*INSTRUCTION*. Locate all lines in the data below that hold "screenshot" and show them.
※ ※ ※
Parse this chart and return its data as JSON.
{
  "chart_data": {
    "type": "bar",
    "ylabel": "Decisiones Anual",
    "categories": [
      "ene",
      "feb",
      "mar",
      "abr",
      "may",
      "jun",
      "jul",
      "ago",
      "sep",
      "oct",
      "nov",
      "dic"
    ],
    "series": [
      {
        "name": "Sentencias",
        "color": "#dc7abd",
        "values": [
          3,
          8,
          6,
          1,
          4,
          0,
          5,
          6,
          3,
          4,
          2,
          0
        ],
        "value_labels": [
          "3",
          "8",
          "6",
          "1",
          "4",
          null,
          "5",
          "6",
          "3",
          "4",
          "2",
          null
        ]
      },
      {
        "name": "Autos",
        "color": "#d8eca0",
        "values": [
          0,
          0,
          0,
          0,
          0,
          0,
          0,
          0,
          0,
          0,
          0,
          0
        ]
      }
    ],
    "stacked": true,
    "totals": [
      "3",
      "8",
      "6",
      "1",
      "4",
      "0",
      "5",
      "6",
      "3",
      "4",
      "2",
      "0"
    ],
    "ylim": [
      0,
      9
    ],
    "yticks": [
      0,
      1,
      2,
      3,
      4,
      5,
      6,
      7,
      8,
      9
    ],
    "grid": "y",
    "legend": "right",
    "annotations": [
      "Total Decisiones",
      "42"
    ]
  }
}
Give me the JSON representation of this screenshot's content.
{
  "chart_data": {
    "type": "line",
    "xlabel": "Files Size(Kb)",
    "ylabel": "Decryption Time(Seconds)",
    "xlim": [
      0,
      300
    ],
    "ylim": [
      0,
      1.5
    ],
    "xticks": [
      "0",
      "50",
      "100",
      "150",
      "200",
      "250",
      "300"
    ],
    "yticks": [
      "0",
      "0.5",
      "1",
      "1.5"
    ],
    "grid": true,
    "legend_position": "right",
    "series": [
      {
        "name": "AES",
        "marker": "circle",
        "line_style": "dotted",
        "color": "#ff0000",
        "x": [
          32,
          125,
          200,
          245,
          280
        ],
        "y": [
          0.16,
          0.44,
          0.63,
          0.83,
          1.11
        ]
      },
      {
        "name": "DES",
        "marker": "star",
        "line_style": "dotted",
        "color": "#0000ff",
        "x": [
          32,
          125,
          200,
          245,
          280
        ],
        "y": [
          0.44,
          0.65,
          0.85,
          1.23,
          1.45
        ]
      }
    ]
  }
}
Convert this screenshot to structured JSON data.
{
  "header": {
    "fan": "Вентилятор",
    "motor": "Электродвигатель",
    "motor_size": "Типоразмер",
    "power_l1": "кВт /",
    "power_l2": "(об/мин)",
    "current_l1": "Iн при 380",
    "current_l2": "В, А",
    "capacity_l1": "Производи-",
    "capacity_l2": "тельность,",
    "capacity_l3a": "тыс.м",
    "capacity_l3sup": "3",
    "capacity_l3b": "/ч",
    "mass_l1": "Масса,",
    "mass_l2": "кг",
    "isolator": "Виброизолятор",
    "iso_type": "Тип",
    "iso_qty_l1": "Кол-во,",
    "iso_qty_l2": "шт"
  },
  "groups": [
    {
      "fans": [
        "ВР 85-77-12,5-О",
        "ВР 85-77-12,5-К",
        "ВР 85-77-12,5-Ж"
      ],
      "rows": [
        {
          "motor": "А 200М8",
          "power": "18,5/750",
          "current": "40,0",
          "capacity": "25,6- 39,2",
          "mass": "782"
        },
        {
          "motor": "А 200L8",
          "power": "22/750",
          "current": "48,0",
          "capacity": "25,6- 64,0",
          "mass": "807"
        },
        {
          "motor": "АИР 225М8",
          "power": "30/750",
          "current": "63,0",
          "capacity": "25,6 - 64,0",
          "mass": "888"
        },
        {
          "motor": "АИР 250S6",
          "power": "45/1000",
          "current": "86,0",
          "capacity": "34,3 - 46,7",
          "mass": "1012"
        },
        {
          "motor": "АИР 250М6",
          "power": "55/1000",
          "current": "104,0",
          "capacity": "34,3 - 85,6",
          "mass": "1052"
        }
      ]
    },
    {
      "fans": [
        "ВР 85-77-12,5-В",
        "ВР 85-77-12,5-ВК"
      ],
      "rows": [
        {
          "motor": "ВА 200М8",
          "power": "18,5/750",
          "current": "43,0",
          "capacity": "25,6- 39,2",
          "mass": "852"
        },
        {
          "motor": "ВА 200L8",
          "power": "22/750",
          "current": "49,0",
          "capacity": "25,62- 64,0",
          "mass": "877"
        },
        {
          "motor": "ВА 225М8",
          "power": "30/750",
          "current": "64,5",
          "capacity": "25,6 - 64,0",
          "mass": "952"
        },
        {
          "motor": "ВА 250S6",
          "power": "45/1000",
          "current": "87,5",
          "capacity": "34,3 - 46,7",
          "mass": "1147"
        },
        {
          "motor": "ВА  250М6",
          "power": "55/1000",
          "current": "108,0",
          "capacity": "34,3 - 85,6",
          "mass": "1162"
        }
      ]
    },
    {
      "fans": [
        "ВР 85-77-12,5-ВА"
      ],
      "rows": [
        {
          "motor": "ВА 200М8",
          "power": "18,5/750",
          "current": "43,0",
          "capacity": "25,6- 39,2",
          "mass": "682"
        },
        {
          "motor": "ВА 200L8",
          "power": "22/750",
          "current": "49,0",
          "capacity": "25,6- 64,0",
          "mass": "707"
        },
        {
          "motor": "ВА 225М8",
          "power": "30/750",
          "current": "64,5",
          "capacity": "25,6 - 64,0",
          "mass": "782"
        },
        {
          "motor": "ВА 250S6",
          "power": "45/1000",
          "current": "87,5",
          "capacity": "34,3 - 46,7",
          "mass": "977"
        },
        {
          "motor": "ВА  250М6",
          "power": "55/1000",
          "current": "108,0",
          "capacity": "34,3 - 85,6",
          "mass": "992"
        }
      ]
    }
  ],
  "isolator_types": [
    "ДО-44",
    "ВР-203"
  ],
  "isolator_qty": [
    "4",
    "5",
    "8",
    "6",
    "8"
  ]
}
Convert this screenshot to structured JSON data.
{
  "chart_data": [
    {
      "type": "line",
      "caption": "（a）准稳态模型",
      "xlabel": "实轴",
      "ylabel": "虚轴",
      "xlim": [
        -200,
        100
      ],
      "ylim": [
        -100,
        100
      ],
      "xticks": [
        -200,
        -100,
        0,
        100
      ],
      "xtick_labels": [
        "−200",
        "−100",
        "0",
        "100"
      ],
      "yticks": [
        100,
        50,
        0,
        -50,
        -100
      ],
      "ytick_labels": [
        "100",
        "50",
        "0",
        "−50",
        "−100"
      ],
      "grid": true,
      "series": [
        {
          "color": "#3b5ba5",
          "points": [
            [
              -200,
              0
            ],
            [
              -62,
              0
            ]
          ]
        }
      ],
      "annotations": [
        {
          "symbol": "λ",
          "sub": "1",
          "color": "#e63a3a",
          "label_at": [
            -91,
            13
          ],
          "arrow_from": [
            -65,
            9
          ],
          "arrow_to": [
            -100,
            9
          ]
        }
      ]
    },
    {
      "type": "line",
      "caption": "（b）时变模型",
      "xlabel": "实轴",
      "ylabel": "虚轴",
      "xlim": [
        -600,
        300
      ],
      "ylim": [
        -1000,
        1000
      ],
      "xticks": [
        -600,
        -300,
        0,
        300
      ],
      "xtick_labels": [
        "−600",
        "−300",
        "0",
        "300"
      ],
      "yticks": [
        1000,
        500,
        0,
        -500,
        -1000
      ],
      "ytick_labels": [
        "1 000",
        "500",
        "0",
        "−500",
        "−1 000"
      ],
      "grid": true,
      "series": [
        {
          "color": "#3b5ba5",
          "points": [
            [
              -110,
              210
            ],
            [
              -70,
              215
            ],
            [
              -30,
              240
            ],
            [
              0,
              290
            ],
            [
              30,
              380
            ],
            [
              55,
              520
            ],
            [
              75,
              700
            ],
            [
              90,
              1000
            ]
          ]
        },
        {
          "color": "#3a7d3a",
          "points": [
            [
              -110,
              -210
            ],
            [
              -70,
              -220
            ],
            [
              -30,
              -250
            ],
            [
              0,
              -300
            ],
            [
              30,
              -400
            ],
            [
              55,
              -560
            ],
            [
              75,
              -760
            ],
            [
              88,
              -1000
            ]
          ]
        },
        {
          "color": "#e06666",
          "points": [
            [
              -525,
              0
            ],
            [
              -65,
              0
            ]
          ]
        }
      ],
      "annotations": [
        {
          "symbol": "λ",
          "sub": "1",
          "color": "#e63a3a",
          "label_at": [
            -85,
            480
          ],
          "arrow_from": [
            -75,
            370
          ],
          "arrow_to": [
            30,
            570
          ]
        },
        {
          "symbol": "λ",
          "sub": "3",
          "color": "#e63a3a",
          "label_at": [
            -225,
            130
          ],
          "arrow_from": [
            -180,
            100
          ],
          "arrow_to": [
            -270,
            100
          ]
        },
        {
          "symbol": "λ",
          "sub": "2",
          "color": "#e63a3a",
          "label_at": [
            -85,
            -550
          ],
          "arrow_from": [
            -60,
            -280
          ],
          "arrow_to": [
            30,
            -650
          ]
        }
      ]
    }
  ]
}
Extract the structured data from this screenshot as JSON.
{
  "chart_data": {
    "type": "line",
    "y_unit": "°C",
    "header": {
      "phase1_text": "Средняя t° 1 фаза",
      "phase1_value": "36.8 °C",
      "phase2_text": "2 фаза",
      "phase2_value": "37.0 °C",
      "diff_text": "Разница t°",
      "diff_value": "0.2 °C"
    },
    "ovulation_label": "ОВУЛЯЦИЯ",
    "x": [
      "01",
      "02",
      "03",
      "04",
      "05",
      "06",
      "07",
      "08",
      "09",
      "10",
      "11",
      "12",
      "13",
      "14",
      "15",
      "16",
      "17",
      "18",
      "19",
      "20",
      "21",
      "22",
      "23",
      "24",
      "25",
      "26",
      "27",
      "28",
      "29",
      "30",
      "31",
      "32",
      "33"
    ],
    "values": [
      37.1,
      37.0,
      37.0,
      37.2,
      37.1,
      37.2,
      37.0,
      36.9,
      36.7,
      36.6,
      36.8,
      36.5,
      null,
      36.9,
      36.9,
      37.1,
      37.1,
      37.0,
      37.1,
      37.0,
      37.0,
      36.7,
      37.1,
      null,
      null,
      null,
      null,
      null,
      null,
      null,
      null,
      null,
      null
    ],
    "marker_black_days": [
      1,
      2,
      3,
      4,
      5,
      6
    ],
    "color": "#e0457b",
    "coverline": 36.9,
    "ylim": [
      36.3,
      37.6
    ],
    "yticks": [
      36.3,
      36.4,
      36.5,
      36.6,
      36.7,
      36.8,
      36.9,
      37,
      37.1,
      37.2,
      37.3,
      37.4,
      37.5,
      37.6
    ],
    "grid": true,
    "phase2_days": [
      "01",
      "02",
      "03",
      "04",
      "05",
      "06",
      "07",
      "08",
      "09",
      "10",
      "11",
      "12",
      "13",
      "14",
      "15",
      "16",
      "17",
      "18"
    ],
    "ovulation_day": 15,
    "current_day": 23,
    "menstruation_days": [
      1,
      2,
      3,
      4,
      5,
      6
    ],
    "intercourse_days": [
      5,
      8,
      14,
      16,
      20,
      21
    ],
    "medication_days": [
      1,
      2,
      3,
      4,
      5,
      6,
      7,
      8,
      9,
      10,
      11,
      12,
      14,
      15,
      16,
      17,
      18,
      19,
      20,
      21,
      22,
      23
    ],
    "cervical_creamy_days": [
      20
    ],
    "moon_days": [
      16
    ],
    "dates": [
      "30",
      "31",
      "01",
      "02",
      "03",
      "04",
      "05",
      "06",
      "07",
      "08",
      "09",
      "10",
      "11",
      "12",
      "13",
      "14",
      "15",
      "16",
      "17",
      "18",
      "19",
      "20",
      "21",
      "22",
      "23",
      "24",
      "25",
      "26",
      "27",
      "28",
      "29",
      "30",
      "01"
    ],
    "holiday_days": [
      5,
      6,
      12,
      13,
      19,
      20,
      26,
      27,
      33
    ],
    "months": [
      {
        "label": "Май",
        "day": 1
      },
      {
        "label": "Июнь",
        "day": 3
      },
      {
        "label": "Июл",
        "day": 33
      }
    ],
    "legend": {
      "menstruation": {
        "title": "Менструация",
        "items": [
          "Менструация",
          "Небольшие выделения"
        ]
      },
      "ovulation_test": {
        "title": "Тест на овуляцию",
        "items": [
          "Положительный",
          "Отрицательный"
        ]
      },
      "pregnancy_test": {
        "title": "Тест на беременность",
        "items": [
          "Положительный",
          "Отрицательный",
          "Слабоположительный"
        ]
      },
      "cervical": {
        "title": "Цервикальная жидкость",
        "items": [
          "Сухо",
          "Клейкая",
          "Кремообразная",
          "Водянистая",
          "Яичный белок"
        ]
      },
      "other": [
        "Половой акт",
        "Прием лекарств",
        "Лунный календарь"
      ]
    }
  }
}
※ ※ ※
*SOLUTION TO THIS TASK*.
Give me the JSON representation of this screenshot's content.
Convert this screenshot to structured JSON data.
Convert this screenshot to structured JSON data.
Extract the structured data from this screenshot as JSON.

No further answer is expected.